---------- Stored data
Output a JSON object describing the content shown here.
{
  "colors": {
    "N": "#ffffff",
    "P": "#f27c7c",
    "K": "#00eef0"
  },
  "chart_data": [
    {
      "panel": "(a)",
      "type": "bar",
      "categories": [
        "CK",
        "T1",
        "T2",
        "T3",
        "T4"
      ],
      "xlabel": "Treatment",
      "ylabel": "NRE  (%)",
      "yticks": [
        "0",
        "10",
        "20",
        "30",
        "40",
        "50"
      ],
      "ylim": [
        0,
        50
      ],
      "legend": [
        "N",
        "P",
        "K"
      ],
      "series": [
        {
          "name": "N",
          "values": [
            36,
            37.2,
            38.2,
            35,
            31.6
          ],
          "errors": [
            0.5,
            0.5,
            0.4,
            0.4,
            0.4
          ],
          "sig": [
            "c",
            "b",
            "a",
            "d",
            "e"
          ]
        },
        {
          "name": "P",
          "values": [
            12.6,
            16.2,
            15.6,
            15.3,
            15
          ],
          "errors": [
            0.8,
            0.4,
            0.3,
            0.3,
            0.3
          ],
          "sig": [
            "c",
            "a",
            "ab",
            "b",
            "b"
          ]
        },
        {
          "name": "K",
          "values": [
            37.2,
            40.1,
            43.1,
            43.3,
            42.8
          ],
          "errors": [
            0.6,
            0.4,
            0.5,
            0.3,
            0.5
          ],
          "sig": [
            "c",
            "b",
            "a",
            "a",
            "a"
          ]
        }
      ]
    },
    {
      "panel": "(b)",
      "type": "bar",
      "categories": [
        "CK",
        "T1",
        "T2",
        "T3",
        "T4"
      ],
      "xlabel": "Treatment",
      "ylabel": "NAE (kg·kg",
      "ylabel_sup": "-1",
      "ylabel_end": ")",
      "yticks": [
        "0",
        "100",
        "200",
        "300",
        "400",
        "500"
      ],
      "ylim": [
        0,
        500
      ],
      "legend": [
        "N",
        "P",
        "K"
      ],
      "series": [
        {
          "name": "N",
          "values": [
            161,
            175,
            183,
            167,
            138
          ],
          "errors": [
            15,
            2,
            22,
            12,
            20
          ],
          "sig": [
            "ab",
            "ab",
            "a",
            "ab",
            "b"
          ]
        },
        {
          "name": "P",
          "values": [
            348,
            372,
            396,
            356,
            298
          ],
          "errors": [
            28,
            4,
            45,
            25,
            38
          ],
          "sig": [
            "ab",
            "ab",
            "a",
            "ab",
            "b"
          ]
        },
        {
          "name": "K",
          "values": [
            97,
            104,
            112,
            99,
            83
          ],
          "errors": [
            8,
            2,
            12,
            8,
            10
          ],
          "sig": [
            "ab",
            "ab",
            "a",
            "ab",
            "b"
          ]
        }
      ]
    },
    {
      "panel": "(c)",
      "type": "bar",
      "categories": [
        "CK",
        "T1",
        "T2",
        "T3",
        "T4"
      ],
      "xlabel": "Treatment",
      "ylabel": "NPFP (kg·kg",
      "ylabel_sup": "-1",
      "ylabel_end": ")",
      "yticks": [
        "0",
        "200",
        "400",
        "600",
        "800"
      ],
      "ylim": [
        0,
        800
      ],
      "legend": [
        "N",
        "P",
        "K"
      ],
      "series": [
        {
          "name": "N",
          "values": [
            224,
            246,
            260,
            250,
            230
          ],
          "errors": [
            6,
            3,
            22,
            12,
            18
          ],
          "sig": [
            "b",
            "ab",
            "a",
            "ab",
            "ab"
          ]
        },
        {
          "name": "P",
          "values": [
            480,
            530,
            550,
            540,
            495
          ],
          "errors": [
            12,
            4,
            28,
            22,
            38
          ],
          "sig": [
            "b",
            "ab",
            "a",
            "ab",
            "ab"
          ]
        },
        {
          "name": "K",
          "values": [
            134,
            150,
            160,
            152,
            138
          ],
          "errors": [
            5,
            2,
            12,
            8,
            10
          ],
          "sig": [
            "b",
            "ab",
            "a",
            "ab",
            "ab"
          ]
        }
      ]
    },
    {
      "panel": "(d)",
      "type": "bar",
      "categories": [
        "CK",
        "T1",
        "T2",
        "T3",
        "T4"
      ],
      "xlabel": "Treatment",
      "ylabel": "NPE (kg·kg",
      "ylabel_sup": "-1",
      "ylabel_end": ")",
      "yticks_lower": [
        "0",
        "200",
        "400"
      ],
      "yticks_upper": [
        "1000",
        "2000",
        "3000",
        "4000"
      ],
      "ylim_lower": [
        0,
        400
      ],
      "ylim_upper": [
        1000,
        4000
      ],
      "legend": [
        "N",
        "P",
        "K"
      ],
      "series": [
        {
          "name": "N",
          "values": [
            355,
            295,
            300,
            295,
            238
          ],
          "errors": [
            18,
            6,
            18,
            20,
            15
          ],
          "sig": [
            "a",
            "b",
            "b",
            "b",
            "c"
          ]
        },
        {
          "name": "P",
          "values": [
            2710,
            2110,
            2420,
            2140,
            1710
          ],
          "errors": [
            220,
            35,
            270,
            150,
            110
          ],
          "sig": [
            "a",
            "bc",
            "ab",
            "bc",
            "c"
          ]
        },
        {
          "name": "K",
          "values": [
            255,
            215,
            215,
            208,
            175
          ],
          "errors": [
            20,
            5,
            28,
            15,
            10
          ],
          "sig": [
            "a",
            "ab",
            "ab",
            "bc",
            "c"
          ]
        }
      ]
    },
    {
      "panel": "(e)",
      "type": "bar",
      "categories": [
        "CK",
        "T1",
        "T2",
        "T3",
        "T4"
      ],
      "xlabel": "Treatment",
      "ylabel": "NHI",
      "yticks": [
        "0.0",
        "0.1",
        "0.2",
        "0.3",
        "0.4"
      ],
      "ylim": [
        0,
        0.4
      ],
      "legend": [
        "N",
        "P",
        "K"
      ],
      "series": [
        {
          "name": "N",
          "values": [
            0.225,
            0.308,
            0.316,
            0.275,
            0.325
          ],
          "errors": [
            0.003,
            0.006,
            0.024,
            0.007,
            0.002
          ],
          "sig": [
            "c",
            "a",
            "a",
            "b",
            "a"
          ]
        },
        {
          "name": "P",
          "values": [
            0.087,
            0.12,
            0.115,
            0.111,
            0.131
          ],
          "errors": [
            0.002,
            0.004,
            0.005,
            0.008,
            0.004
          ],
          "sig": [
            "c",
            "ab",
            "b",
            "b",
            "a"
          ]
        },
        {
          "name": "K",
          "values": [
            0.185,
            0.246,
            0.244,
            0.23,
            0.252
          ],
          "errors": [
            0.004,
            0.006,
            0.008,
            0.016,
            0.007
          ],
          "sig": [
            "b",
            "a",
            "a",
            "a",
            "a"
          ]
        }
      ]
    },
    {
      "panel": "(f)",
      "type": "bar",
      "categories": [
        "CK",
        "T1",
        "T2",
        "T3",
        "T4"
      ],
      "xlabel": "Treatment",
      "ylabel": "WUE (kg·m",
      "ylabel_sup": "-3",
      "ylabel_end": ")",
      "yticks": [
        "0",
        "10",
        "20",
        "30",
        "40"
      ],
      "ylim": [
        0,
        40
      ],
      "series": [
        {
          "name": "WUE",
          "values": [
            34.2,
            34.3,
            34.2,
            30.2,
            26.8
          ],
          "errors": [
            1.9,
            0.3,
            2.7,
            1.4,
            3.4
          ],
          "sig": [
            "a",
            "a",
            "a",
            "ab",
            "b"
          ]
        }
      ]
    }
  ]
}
--------------------
Task to complete: Using the listing, say how many lines include the word "panel", and add nothing else.

Written reply: 6